» Problem: Beginning with the line where "Read this page and output its text content." appears, restate the lines word for word through the last one in the listing.

*****

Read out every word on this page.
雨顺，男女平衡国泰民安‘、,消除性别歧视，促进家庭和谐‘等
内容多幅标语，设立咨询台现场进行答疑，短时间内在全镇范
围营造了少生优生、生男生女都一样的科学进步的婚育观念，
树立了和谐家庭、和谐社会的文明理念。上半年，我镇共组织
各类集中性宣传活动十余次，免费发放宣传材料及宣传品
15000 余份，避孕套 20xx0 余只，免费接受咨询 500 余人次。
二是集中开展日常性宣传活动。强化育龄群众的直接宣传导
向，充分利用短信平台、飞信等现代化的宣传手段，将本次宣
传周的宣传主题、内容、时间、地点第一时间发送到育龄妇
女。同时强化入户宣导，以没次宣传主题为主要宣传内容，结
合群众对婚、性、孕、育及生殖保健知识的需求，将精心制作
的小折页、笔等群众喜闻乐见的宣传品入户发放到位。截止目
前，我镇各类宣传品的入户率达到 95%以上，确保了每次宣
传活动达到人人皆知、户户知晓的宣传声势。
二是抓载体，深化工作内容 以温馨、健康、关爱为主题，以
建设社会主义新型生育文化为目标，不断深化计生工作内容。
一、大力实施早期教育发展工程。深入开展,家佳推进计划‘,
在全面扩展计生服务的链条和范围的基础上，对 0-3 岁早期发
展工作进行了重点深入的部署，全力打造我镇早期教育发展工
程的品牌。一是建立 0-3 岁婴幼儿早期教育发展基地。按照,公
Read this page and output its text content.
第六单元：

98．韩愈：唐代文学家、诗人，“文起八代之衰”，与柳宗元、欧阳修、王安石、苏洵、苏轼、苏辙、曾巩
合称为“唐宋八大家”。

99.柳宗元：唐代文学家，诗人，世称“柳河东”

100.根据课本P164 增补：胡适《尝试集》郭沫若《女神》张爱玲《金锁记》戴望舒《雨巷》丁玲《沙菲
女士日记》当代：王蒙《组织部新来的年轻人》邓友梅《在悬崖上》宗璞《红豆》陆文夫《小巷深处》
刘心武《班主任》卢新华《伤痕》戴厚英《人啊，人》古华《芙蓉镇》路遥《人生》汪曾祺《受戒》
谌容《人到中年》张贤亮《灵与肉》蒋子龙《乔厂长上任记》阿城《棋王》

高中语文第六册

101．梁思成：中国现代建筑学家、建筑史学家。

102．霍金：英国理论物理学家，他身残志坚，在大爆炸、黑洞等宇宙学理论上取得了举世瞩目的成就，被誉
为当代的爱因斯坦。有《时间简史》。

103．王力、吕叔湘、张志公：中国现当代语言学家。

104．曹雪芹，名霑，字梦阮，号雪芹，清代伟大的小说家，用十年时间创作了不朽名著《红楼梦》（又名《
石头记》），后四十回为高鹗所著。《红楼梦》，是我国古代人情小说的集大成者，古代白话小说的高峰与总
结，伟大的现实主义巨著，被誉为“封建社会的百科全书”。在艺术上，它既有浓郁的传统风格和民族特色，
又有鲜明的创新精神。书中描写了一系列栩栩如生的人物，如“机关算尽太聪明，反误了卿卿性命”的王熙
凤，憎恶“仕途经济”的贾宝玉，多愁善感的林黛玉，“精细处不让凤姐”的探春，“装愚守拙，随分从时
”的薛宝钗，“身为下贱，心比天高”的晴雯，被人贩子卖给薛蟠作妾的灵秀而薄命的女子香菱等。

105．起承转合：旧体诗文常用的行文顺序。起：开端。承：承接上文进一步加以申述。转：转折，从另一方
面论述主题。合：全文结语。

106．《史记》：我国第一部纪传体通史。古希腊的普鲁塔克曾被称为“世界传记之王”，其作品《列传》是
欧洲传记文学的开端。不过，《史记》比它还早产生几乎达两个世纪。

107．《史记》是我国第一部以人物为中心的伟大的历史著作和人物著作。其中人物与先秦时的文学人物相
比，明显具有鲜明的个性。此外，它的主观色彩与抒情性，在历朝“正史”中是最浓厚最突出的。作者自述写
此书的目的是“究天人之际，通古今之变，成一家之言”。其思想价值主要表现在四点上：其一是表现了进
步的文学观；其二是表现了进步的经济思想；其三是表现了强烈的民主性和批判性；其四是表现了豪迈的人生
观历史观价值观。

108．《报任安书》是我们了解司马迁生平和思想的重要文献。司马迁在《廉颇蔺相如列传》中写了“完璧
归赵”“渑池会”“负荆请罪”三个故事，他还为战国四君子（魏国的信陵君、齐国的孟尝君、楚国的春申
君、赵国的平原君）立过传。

*****

» Complete response:
Read this page and output its text content.
第六单元：

98．韩愈：唐代文学家、诗人，“文起八代之衰”，与柳宗元、欧阳修、王安石、苏洵、苏轼、苏辙、曾巩
合称为“唐宋八大家”。

99.柳宗元：唐代文学家，诗人，世称“柳河东”

100.根据课本P164 增补：胡适《尝试集》郭沫若《女神》张爱玲《金锁记》戴望舒《雨巷》丁玲《沙菲
女士日记》当代：王蒙《组织部新来的年轻人》邓友梅《在悬崖上》宗璞《红豆》陆文夫《小巷深处》
刘心武《班主任》卢新华《伤痕》戴厚英《人啊，人》古华《芙蓉镇》路遥《人生》汪曾祺《受戒》
谌容《人到中年》张贤亮《灵与肉》蒋子龙《乔厂长上任记》阿城《棋王》

高中语文第六册

101．梁思成：中国现代建筑学家、建筑史学家。

102．霍金：英国理论物理学家，他身残志坚，在大爆炸、黑洞等宇宙学理论上取得了举世瞩目的成就，被誉
为当代的爱因斯坦。有《时间简史》。

103．王力、吕叔湘、张志公：中国现当代语言学家。

104．曹雪芹，名霑，字梦阮，号雪芹，清代伟大的小说家，用十年时间创作了不朽名著《红楼梦》（又名《
石头记》），后四十回为高鹗所著。《红楼梦》，是我国古代人情小说的集大成者，古代白话小说的高峰与总
结，伟大的现实主义巨著，被誉为“封建社会的百科全书”。在艺术上，它既有浓郁的传统风格和民族特色，
又有鲜明的创新精神。书中描写了一系列栩栩如生的人物，如“机关算尽太聪明，反误了卿卿性命”的王熙
凤，憎恶“仕途经济”的贾宝玉，多愁善感的林黛玉，“精细处不让凤姐”的探春，“装愚守拙，随分从时
”的薛宝钗，“身为下贱，心比天高”的晴雯，被人贩子卖给薛蟠作妾的灵秀而薄命的女子香菱等。

105．起承转合：旧体诗文常用的行文顺序。起：开端。承：承接上文进一步加以申述。转：转折，从另一方
面论述主题。合：全文结语。

106．《史记》：我国第一部纪传体通史。古希腊的普鲁塔克曾被称为“世界传记之王”，其作品《列传》是
欧洲传记文学的开端。不过，《史记》比它还早产生几乎达两个世纪。

107．《史记》是我国第一部以人物为中心的伟大的历史著作和人物著作。其中人物与先秦时的文学人物相
比，明显具有鲜明的个性。此外，它的主观色彩与抒情性，在历朝“正史”中是最浓厚最突出的。作者自述写
此书的目的是“究天人之际，通古今之变，成一家之言”。其思想价值主要表现在四点上：其一是表现了进
步的文学观；其二是表现了进步的经济思想；其三是表现了强烈的民主性和批判性；其四是表现了豪迈的人生
观历史观价值观。

108．《报任安书》是我们了解司马迁生平和思想的重要文献。司马迁在《廉颇蔺相如列传》中写了“完璧
归赵”“渑池会”“负荆请罪”三个故事，他还为战国四君子（魏国的信陵君、齐国的孟尝君、楚国的春申
君、赵国的平原君）立过传。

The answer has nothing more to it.